Begin Entries supplied

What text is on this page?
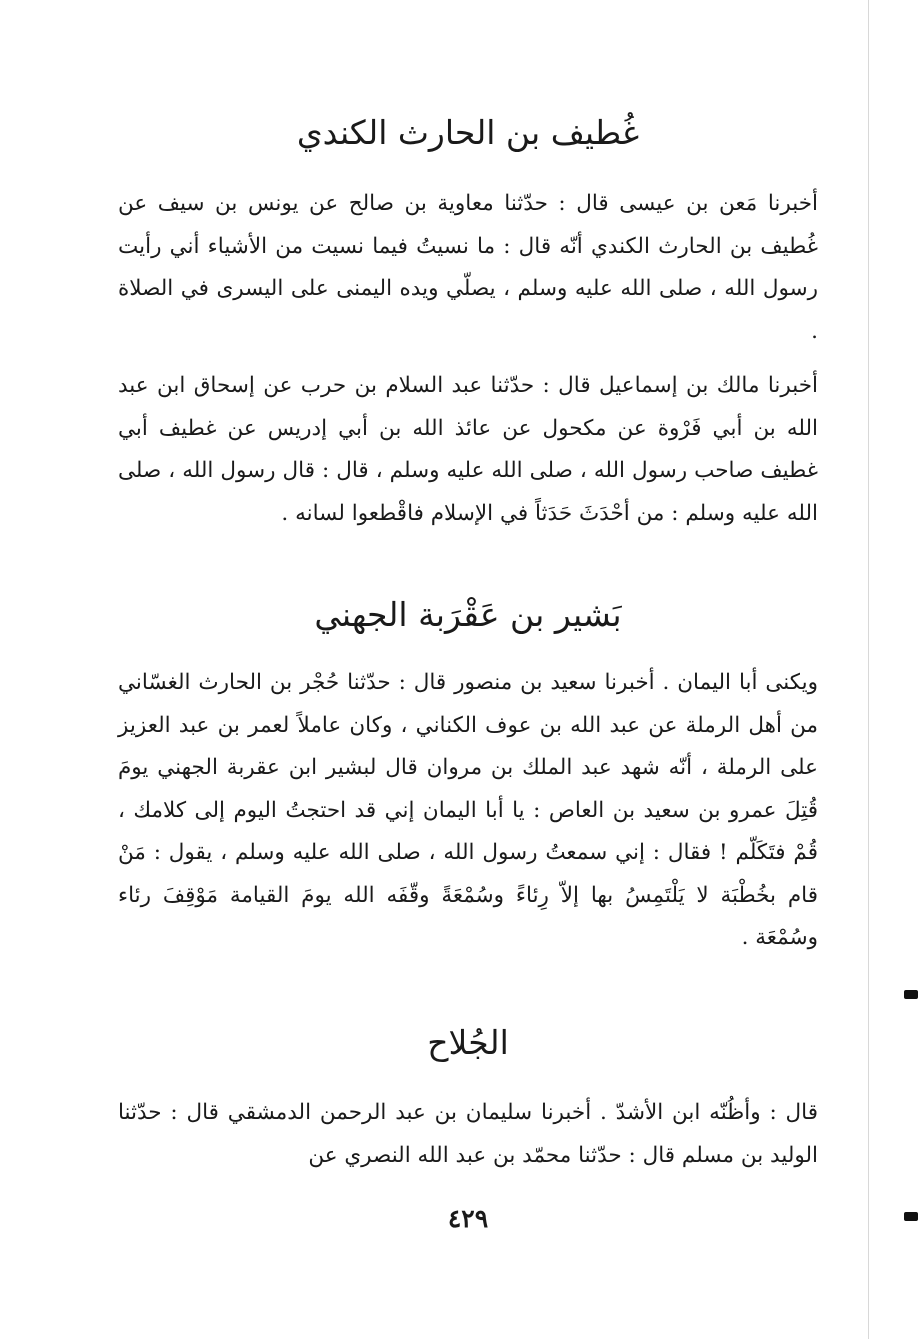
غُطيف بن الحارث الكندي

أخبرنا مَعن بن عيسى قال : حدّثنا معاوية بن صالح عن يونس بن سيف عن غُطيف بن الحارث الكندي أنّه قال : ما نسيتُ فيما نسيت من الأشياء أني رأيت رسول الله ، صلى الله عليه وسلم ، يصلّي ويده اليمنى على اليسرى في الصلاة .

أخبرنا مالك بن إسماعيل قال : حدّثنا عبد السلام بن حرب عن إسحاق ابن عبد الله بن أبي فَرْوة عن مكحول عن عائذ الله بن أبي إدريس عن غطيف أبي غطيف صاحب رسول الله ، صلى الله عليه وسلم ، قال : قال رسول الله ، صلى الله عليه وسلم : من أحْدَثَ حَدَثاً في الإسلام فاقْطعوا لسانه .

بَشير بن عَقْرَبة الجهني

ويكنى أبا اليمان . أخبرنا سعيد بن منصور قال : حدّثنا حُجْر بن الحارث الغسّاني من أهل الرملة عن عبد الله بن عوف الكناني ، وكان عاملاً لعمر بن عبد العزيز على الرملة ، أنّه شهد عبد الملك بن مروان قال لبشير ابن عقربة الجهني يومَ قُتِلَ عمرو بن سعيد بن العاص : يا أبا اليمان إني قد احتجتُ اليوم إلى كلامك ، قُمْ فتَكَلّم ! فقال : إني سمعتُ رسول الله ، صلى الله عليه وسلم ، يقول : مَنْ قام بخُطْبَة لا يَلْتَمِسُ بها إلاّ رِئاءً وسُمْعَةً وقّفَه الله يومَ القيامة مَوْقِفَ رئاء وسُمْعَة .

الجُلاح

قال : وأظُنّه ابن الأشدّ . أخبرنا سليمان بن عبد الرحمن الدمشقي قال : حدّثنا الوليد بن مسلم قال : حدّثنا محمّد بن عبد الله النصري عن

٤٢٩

End Entries supplied

▶ Work to be completed: The listing above must be printed again exactly, minus its pictures.

▶ Expected output:
What text is on this page?
غُطيف بن الحارث الكندي

أخبرنا مَعن بن عيسى قال : حدّثنا معاوية بن صالح عن يونس بن سيف عن غُطيف بن الحارث الكندي أنّه قال : ما نسيتُ فيما نسيت من الأشياء أني رأيت رسول الله ، صلى الله عليه وسلم ، يصلّي ويده اليمنى على اليسرى في الصلاة .

أخبرنا مالك بن إسماعيل قال : حدّثنا عبد السلام بن حرب عن إسحاق ابن عبد الله بن أبي فَرْوة عن مكحول عن عائذ الله بن أبي إدريس عن غطيف أبي غطيف صاحب رسول الله ، صلى الله عليه وسلم ، قال : قال رسول الله ، صلى الله عليه وسلم : من أحْدَثَ حَدَثاً في الإسلام فاقْطعوا لسانه .

بَشير بن عَقْرَبة الجهني

ويكنى أبا اليمان . أخبرنا سعيد بن منصور قال : حدّثنا حُجْر بن الحارث الغسّاني من أهل الرملة عن عبد الله بن عوف الكناني ، وكان عاملاً لعمر بن عبد العزيز على الرملة ، أنّه شهد عبد الملك بن مروان قال لبشير ابن عقربة الجهني يومَ قُتِلَ عمرو بن سعيد بن العاص : يا أبا اليمان إني قد احتجتُ اليوم إلى كلامك ، قُمْ فتَكَلّم ! فقال : إني سمعتُ رسول الله ، صلى الله عليه وسلم ، يقول : مَنْ قام بخُطْبَة لا يَلْتَمِسُ بها إلاّ رِئاءً وسُمْعَةً وقّفَه الله يومَ القيامة مَوْقِفَ رئاء وسُمْعَة .

الجُلاح

قال : وأظُنّه ابن الأشدّ . أخبرنا سليمان بن عبد الرحمن الدمشقي قال : حدّثنا الوليد بن مسلم قال : حدّثنا محمّد بن عبد الله النصري عن

٤٢٩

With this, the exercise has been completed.